EXERCISE TASK -> Of all the lines in the material, how many contain the word "Spot"? State the number alone.

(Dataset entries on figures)
------

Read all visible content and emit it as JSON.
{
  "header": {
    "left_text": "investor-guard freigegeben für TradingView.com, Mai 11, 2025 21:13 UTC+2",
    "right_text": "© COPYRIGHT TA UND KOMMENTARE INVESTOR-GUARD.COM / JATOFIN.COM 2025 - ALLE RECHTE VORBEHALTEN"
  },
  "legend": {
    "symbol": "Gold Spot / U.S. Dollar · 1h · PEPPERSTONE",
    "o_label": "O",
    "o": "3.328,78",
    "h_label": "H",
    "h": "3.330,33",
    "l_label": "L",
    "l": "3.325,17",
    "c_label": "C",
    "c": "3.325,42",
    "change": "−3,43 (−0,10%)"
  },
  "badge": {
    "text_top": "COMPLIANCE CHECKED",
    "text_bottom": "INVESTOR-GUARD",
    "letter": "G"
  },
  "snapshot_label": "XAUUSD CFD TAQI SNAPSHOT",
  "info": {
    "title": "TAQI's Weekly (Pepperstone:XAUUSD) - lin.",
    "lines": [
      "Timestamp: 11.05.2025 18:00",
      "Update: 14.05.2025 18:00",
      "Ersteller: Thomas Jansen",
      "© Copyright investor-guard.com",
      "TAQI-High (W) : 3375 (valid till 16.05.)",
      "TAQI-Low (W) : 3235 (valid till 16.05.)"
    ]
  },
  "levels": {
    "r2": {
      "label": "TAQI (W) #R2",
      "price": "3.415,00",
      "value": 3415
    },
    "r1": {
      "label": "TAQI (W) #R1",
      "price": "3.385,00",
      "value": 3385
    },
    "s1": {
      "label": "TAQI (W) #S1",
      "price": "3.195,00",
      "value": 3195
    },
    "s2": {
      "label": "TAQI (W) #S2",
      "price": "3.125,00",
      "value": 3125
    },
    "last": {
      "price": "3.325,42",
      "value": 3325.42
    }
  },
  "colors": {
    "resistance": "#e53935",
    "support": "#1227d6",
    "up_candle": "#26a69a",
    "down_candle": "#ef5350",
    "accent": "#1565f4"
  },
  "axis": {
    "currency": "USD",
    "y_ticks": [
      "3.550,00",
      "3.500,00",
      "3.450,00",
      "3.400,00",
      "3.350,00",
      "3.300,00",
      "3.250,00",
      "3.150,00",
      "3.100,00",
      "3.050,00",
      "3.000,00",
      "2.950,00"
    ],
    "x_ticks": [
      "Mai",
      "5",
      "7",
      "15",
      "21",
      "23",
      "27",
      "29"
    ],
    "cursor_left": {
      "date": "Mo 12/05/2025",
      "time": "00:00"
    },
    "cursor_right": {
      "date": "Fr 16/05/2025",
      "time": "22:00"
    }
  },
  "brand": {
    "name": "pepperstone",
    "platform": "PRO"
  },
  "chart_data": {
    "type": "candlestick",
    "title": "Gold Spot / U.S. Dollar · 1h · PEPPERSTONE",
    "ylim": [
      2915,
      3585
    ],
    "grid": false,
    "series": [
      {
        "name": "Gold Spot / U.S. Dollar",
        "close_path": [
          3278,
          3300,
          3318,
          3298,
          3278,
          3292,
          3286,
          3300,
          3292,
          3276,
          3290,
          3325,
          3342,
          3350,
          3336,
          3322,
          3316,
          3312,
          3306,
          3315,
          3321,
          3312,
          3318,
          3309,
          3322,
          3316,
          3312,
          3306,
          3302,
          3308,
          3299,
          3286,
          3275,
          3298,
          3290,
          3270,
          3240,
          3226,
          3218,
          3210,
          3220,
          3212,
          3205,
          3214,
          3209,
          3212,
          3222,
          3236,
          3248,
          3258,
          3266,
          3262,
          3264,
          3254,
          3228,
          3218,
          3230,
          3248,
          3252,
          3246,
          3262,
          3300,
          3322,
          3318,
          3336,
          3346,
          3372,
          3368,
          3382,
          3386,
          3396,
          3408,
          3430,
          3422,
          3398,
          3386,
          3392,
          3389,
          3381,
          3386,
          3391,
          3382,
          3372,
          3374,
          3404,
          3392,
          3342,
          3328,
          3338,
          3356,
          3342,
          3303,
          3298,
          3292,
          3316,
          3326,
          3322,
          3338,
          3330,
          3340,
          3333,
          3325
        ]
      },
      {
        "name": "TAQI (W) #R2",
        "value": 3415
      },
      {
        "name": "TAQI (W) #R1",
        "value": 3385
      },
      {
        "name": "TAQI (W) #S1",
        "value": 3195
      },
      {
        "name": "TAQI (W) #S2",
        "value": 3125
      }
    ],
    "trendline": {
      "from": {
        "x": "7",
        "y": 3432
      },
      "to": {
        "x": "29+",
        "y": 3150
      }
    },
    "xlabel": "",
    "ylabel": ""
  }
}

------

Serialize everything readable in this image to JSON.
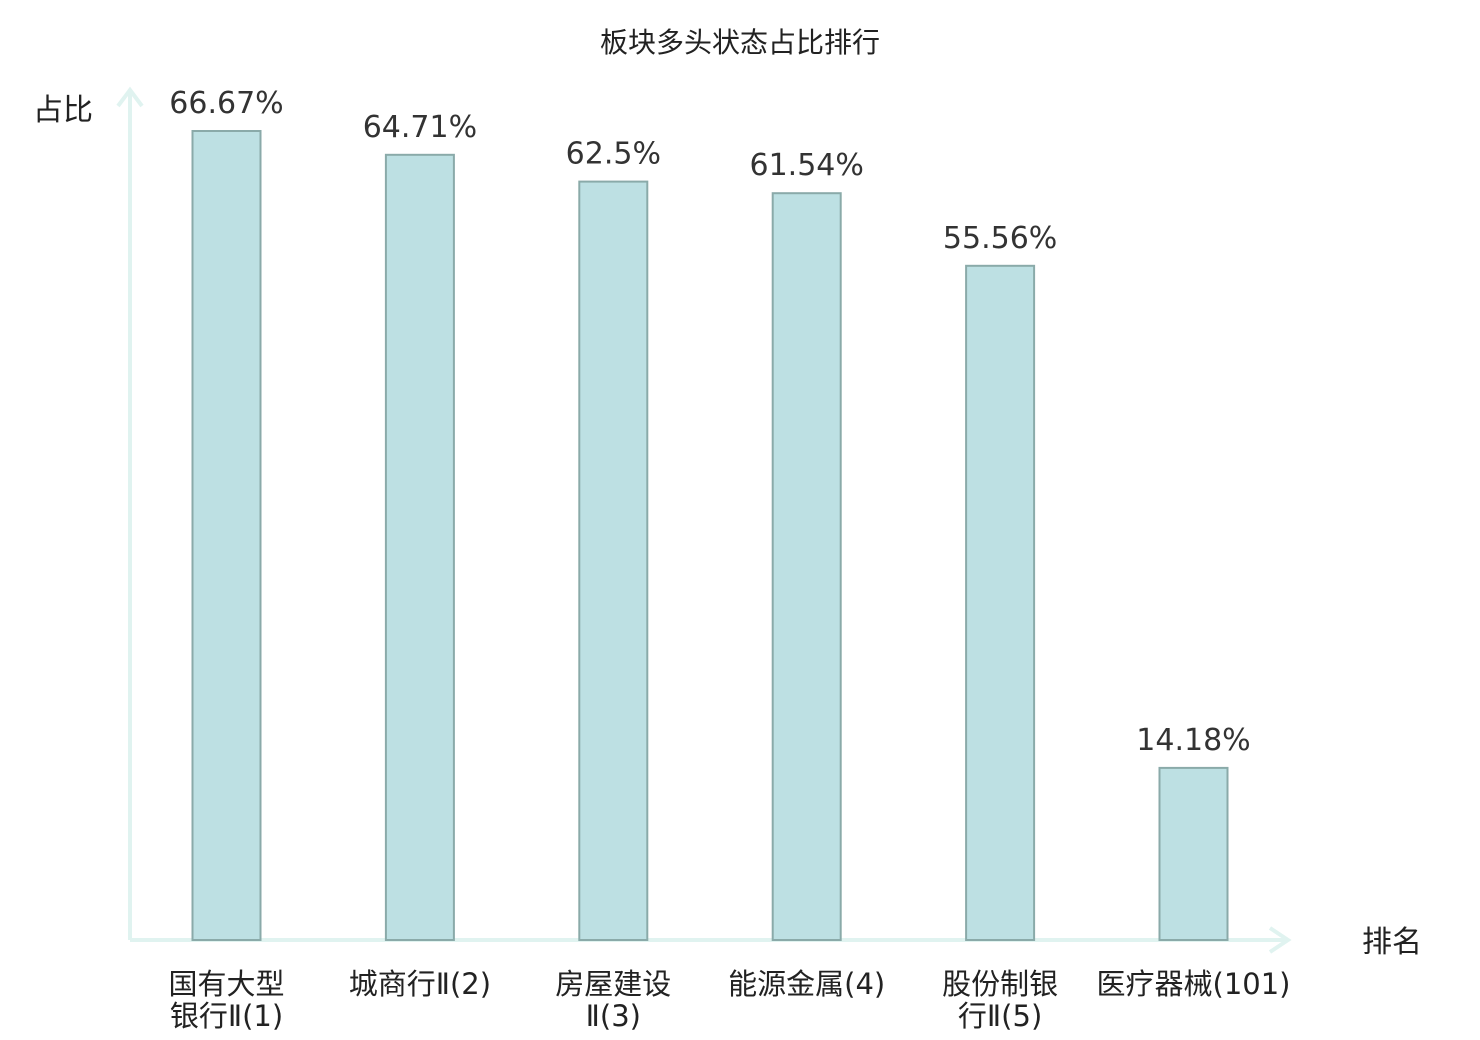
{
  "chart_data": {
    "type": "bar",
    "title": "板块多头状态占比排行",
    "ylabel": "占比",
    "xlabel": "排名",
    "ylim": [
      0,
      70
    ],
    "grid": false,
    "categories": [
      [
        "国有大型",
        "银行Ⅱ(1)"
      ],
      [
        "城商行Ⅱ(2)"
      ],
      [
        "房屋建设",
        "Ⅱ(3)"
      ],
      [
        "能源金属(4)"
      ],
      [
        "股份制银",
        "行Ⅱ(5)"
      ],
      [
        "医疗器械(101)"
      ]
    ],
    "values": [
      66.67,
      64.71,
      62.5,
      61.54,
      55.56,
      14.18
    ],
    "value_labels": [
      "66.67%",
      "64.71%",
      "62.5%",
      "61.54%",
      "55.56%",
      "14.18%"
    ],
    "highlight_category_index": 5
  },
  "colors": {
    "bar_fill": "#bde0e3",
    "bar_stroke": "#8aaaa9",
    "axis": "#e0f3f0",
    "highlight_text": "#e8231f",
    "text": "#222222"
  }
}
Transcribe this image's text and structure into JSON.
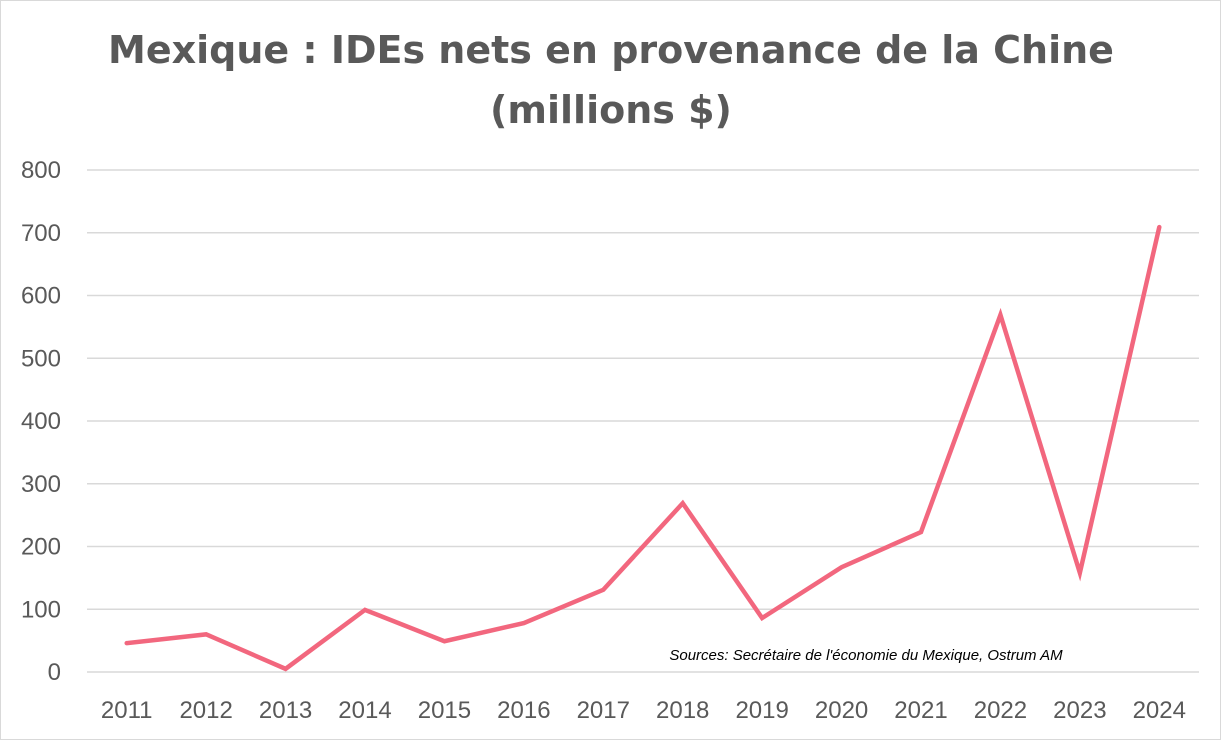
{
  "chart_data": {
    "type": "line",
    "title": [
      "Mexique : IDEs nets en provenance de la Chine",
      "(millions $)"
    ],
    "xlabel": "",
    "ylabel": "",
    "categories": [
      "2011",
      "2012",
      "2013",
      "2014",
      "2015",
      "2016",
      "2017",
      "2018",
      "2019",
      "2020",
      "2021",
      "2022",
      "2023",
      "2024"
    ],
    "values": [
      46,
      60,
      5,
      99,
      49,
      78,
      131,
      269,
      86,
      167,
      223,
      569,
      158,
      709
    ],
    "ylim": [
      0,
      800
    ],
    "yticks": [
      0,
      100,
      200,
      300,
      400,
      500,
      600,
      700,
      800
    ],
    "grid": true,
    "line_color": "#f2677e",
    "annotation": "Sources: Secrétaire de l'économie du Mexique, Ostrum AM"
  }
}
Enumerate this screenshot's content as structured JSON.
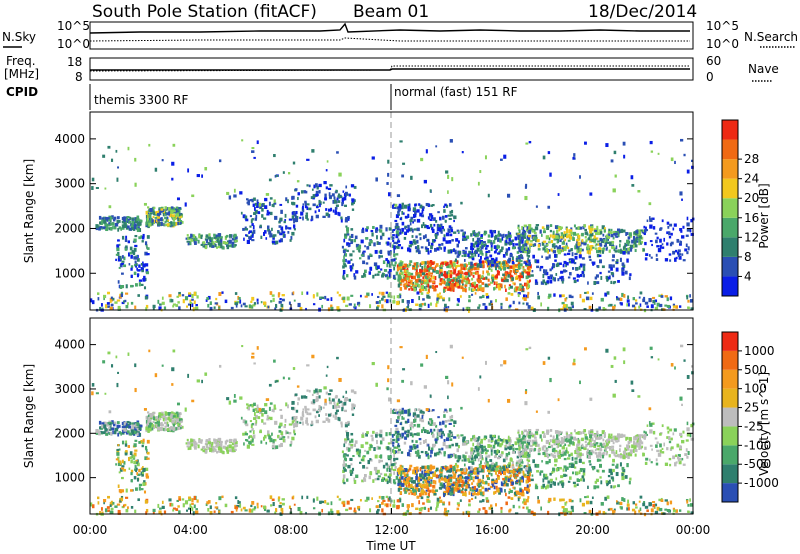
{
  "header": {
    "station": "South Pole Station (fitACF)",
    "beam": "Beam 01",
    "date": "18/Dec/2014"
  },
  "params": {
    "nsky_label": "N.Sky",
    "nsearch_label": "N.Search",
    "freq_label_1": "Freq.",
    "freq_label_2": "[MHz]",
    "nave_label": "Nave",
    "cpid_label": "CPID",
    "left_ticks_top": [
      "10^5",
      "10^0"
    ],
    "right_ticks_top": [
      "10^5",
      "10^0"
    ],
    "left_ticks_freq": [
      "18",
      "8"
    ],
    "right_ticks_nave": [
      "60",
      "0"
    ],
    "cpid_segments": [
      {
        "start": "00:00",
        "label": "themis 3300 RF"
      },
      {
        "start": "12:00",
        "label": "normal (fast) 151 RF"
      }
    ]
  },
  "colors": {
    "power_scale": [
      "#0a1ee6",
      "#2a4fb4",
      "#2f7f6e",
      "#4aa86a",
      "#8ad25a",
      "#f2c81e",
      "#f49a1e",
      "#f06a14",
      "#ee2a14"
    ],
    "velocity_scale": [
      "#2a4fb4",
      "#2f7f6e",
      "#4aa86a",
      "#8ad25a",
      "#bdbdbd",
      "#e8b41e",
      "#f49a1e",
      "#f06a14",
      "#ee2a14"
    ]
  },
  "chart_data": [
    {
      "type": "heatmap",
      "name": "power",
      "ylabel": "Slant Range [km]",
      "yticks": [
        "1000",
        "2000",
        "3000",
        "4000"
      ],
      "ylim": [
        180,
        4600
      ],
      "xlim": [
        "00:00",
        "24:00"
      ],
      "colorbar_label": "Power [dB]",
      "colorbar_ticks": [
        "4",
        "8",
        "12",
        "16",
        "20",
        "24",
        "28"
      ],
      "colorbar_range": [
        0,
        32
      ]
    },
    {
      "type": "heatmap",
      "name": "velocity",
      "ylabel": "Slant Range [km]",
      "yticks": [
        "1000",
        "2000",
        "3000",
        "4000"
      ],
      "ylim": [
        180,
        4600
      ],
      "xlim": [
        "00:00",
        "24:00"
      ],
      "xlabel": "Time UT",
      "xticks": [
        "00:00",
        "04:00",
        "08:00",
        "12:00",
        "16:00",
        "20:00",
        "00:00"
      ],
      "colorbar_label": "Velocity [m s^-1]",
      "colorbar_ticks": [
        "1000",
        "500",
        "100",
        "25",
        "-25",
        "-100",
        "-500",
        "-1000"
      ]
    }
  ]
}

------

EXERCISE OUTPUT -> 3